Requirements
A. Please set down the exact words of the passage on limbo, beginning at "Some theologians, indeed" and stopping after "and spiritual faculties.".
B. According to the passage on limbo, what does the Latin word limbus originally mean?
C. For each statement below, say whether it agrees with the passage on limbo, and quote the deciding words. (i) Most theologians since Abelard limit the universality of the redemption. (ii) Those in limbo would suffer the pains of hell. (iii) Limbo is described as an intermediate place.
++++ Text passage
Some theologians, indeed the
majority since Abelard (1079-1142), limit the proposition of the universality
of the redemption by denying that it extends as such to unbaptized infants who
have died without coming to the use of their mental and spiritual faculties.
How do they come to impose this unexpected limitation> Their reasons can be
summarized as follows.
Baptism, either of water or
desire, is absolutely necessary to salvation. But the children in question are
incapable of eliciting the mental act of desire for baptism. Therefore, they
can be saved only by baptism of water. The salient point in this argument is
the assertion that children cannot be saved by the baptism of desire because
they are incapable of any mental act. How can on be certain of this? If we can
demonstrate that in their death children too awaken to the full possession of
their mental and spiritual powers, the argument breaks down.
These
theologians work on three clearly defined data: (1) the proposition affirming
the universality of the redemption; (2) the principle of the impossibility of
sharing in the redemption otherwise than by a free decision (this is equivalent
to requiring baptism at least in voto); (3) the supposition that there are
in fact unbaptized infants who die without eliciting any act of decision from
their will. Since these three data are absolutely irreconcilable, and as these theologians
are not prepared to consign these little creatures to hell like their rivals
the so-called tortores parvulorum, they elaborate an hypothesis which
enables them to hold all three data at the same time. This is the limbo
hypothesis. “Limbo”—in Latin, limbus—originally means a border, hem
or fringe, and was thought of as a place bordering on hell. Essentially limbo
would form a part of hell and would, therefore, not be an intermediate place;
its inmates, however, would not suffer the pains of hell. They would indeed be
excluded for ever from the vision of God, but would not really have any consciousness
of this exclusion, and would even enjoy a so-called “natural beatitude.”
++++++++
++++ Extracted entries
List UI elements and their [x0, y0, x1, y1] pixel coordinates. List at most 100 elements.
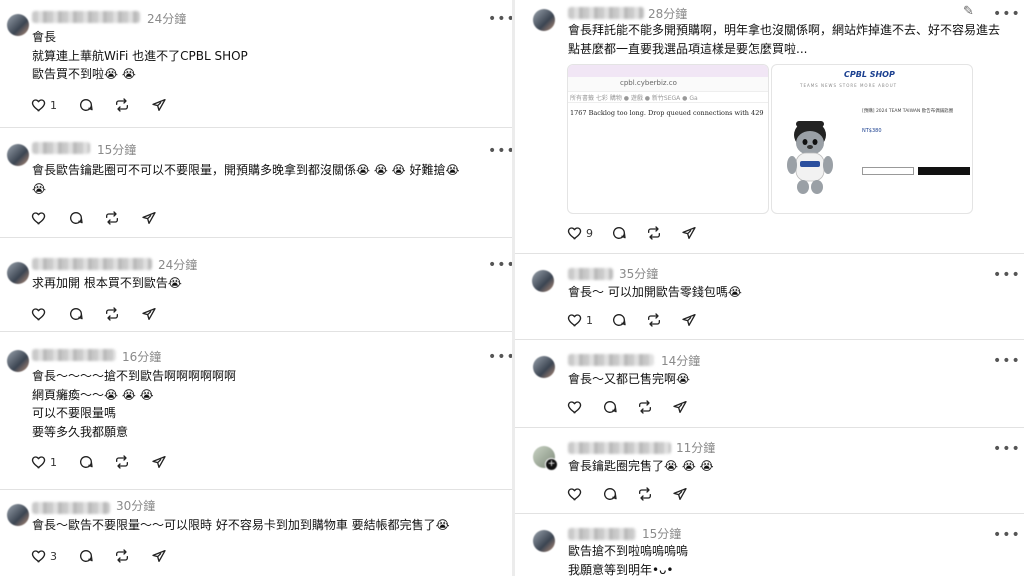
share-button[interactable] [681, 224, 697, 242]
more-options-icon[interactable]: ••• [993, 7, 1021, 21]
repost-button[interactable] [114, 547, 130, 565]
add-to-cart-button[interactable] [862, 167, 914, 175]
comment-button[interactable] [78, 547, 94, 565]
pencil-icon[interactable]: ✎ [963, 4, 974, 19]
more-options-icon[interactable]: ••• [993, 354, 1021, 368]
avatar[interactable] [533, 530, 555, 552]
avatar[interactable]: + [533, 446, 558, 471]
more-options-icon[interactable]: ••• [488, 258, 512, 272]
post-text: 會長拜託能不能多開預購啊，明年拿也沒關係啊，網站炸掉進不去、好不容易進去 點甚麼… [568, 23, 1001, 56]
like-button[interactable] [31, 209, 50, 227]
more-options-icon[interactable]: ••• [488, 350, 512, 364]
more-options-icon[interactable]: ••• [993, 442, 1021, 456]
share-button[interactable] [151, 547, 167, 565]
attachment-shop-screenshot[interactable]: CPBL SHOP TEAMS NEWS STORE MORE ABOUT [預… [771, 64, 973, 214]
post-text: 會長～又都已售完啊😭 [568, 372, 691, 386]
more-options-icon[interactable]: ••• [993, 268, 1021, 282]
post-actions: 1 [567, 311, 767, 329]
reply-post: 28分鐘 ✎ ••• 會長拜託能不能多開預購啊，明年拿也沒關係啊，網站炸掉進不去… [515, 0, 1024, 254]
username-blurred[interactable] [568, 268, 613, 280]
comment-button[interactable] [68, 209, 84, 227]
repost-button[interactable] [104, 209, 120, 227]
username-blurred[interactable] [32, 11, 140, 23]
comment-button[interactable] [611, 224, 627, 242]
share-icon [142, 212, 156, 224]
repost-button[interactable] [646, 311, 662, 329]
username-blurred[interactable] [32, 258, 152, 270]
username-blurred[interactable] [568, 442, 671, 454]
more-options-icon[interactable]: ••• [488, 12, 512, 26]
like-button[interactable]: 1 [567, 311, 593, 329]
avatar[interactable] [7, 350, 29, 372]
repost-button[interactable] [637, 398, 653, 416]
comment-button[interactable] [78, 96, 94, 114]
share-button[interactable] [151, 453, 167, 471]
avatar[interactable] [7, 504, 29, 526]
repost-button[interactable] [646, 224, 662, 242]
heart-icon [31, 456, 46, 469]
username-blurred[interactable] [568, 7, 644, 19]
comment-button[interactable] [602, 485, 618, 503]
browser-bookmarks-bar: 所有書籤 七彩 購物 ● 遊戲 ● 新竹SEGA ● Ga [568, 92, 768, 103]
avatar[interactable] [532, 270, 554, 292]
like-button[interactable] [567, 398, 586, 416]
avatar[interactable] [7, 262, 29, 284]
post-time: 30分鐘 [116, 499, 156, 513]
like-button[interactable]: 3 [31, 547, 57, 565]
shop-nav: TEAMS NEWS STORE MORE ABOUT [800, 83, 898, 88]
more-options-icon[interactable]: ••• [993, 528, 1021, 542]
like-count: 9 [586, 226, 593, 240]
reply-post: 24分鐘 ••• 會長 就算連上華航WiFi 也進不了CPBL SHOP 歐告買… [0, 0, 512, 128]
reply-post: + 11分鐘 ••• 會長鑰匙圈完售了😭 😭 😭 [515, 428, 1024, 514]
post-text: 歐告搶不到啦嗚嗚嗚嗚 我願意等到明年•ᴗ• [568, 544, 689, 576]
repost-icon [116, 455, 128, 469]
comment-button[interactable] [611, 311, 627, 329]
avatar[interactable] [7, 144, 29, 166]
repost-button[interactable] [637, 485, 653, 503]
repost-icon [648, 313, 660, 327]
username-blurred[interactable] [568, 528, 636, 540]
like-button[interactable] [31, 305, 50, 323]
reply-post: 16分鐘 ••• 會長～～～～搶不到歐告啊啊啊啊啊啊 網頁癱瘓～～😭 😭 😭 可… [0, 332, 512, 490]
username-blurred[interactable] [568, 354, 654, 366]
like-button[interactable]: 1 [31, 453, 57, 471]
more-options-icon[interactable]: ••• [488, 144, 512, 158]
share-icon [673, 401, 687, 413]
share-icon [673, 488, 687, 500]
share-button[interactable] [672, 398, 688, 416]
post-time: 14分鐘 [661, 354, 701, 368]
username-blurred[interactable] [32, 502, 110, 514]
repost-button[interactable] [114, 453, 130, 471]
avatar[interactable] [7, 14, 29, 36]
buy-now-button[interactable] [918, 167, 970, 175]
like-button[interactable] [567, 485, 586, 503]
attachment-browser-screenshot[interactable]: cpbl.cyberbiz.co 所有書籤 七彩 購物 ● 遊戲 ● 新竹SEG… [567, 64, 769, 214]
avatar[interactable] [533, 9, 555, 31]
share-icon [152, 550, 166, 562]
follow-plus-icon[interactable]: + [545, 458, 558, 471]
heart-icon [31, 99, 46, 112]
share-button[interactable] [672, 485, 688, 503]
post-actions: 3 [31, 547, 231, 565]
comment-button[interactable] [68, 305, 84, 323]
browser-address-bar: cpbl.cyberbiz.co [568, 77, 768, 92]
share-button[interactable] [151, 96, 167, 114]
comment-button[interactable] [78, 453, 94, 471]
reply-post: 30分鐘 會長～歐告不要限量～～可以限時 好不容易卡到加到購物車 要結帳都完售了… [0, 490, 512, 576]
like-button[interactable]: 1 [31, 96, 57, 114]
avatar[interactable] [533, 356, 555, 378]
repost-button[interactable] [104, 305, 120, 323]
share-button[interactable] [141, 209, 157, 227]
heart-icon [567, 488, 582, 501]
share-button[interactable] [681, 311, 697, 329]
post-text: 會長～～～～搶不到歐告啊啊啊啊啊啊 網頁癱瘓～～😭 😭 😭 可以不要限量嗎 要等… [32, 369, 237, 439]
post-actions [31, 305, 231, 323]
comment-button[interactable] [602, 398, 618, 416]
username-blurred[interactable] [32, 142, 90, 154]
browser-tab-bar [568, 65, 768, 77]
repost-button[interactable] [114, 96, 130, 114]
like-button[interactable]: 9 [567, 224, 593, 242]
heart-icon [567, 227, 582, 240]
share-button[interactable] [141, 305, 157, 323]
username-blurred[interactable] [32, 349, 116, 361]
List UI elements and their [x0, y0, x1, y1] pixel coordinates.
++++++++
Answers to the tasks
A.
Some theologians, indeed the
majority since Abelard (1079-1142), limit the proposition of the universality
of the redemption by denying that it extends as such to unbaptized infants who
have died without coming to the use of their mental and spiritual faculties.

B. A border, hem or fringe.

C.
(i) Yes: "Some theologians, indeed the majority since Abelard (1079-1142), limit the proposition of the universality of the redemption"
(ii) No: "its inmates, however, would not suffer the pains of hell."
(iii) No: "Essentially limbo would form a part of hell and would, therefore, not be an intermediate place"